### Supplied entries
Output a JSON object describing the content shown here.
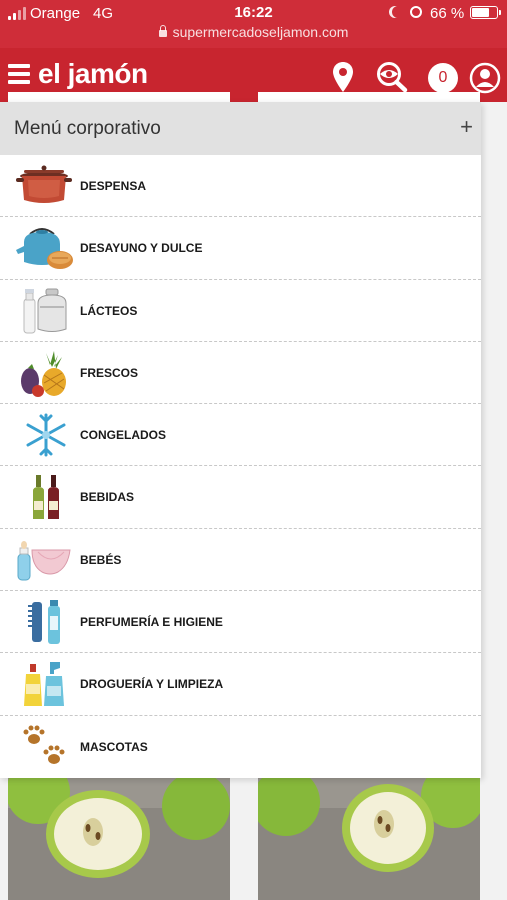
{
  "status_bar": {
    "carrier": "Orange",
    "network": "4G",
    "time": "16:22",
    "battery": "66 %",
    "battery_level": 0.66,
    "url": "supermercadoseljamon.com"
  },
  "header": {
    "logo": "el jamón",
    "cart_count": "0",
    "brand_color": "#c8252f"
  },
  "menu": {
    "title": "Menú corporativo",
    "expand_symbol": "+",
    "items": [
      {
        "label": "DESPENSA",
        "icon": "cooking-pot-icon"
      },
      {
        "label": "DESAYUNO Y DULCE",
        "icon": "kettle-icon"
      },
      {
        "label": "LÁCTEOS",
        "icon": "milk-can-icon"
      },
      {
        "label": "FRESCOS",
        "icon": "pineapple-icon"
      },
      {
        "label": "CONGELADOS",
        "icon": "snowflake-icon"
      },
      {
        "label": "BEBIDAS",
        "icon": "wine-bottles-icon"
      },
      {
        "label": "BEBÉS",
        "icon": "diaper-icon"
      },
      {
        "label": "PERFUMERÍA E HIGIENE",
        "icon": "comb-icon"
      },
      {
        "label": "DROGUERÍA Y LIMPIEZA",
        "icon": "cleaning-products-icon"
      },
      {
        "label": "MASCOTAS",
        "icon": "paw-prints-icon"
      }
    ]
  }
}
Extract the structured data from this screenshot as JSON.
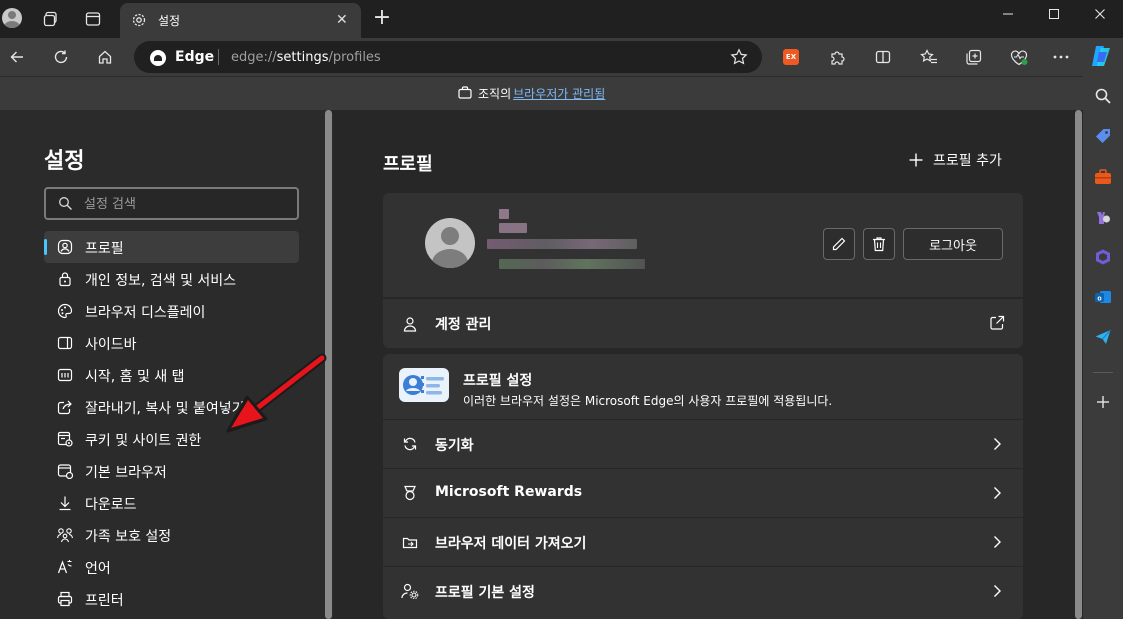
{
  "tab": {
    "title": "설정",
    "close": "✕"
  },
  "newtab_glyph": "+",
  "window_controls": {
    "minimize": "—",
    "maximize": "☐",
    "close": "✕"
  },
  "address": {
    "site_label": "Edge",
    "url_prefix": "edge://",
    "url_host": "settings",
    "url_path": "/profiles"
  },
  "extensions": {
    "orange_badge": "EX"
  },
  "banner": {
    "prefix": "조직의",
    "link": "브라우저가 관리됨"
  },
  "settings_nav": {
    "title": "설정",
    "search_placeholder": "설정 검색",
    "items": [
      {
        "label": "프로필",
        "icon": "profile-icon",
        "active": true
      },
      {
        "label": "개인 정보, 검색 및 서비스",
        "icon": "lock-icon"
      },
      {
        "label": "브라우저 디스플레이",
        "icon": "palette-icon"
      },
      {
        "label": "사이드바",
        "icon": "sidebar-icon"
      },
      {
        "label": "시작, 홈 및 새 탭",
        "icon": "home-tab-icon"
      },
      {
        "label": "잘라내기, 복사 및 붙여넣기",
        "icon": "share-icon"
      },
      {
        "label": "쿠키 및 사이트 권한",
        "icon": "cookie-icon"
      },
      {
        "label": "기본 브라우저",
        "icon": "browser-icon"
      },
      {
        "label": "다운로드",
        "icon": "download-icon"
      },
      {
        "label": "가족 보호 설정",
        "icon": "family-icon"
      },
      {
        "label": "언어",
        "icon": "language-icon"
      },
      {
        "label": "프린터",
        "icon": "printer-icon"
      }
    ]
  },
  "profile_page": {
    "title": "프로필",
    "add_profile": "프로필 추가",
    "logout": "로그아웃",
    "account_manage": "계정 관리",
    "settings_card": {
      "title": "프로필 설정",
      "subtitle": "이러한 브라우저 설정은 Microsoft Edge의 사용자 프로필에 적용됩니다.",
      "rows": [
        {
          "label": "동기화",
          "icon": "sync-icon"
        },
        {
          "label": "Microsoft Rewards",
          "icon": "rewards-icon"
        },
        {
          "label": "브라우저 데이터 가져오기",
          "icon": "import-icon"
        },
        {
          "label": "프로필 기본 설정",
          "icon": "profile-pref-icon"
        }
      ]
    }
  },
  "colors": {
    "accent": "#4cc2ff",
    "link": "#7fb9f5",
    "annotation_arrow": "#e8141b"
  }
}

### Directions for this task
In the entries above, identify every line with the word "Microsoft". Copy those lines.

### Reply to the exercise
      "subtitle": "이러한 브라우저 설정은 Microsoft Edge의 사용자 프로필에 적용됩니다.",
          "label": "Microsoft Rewards",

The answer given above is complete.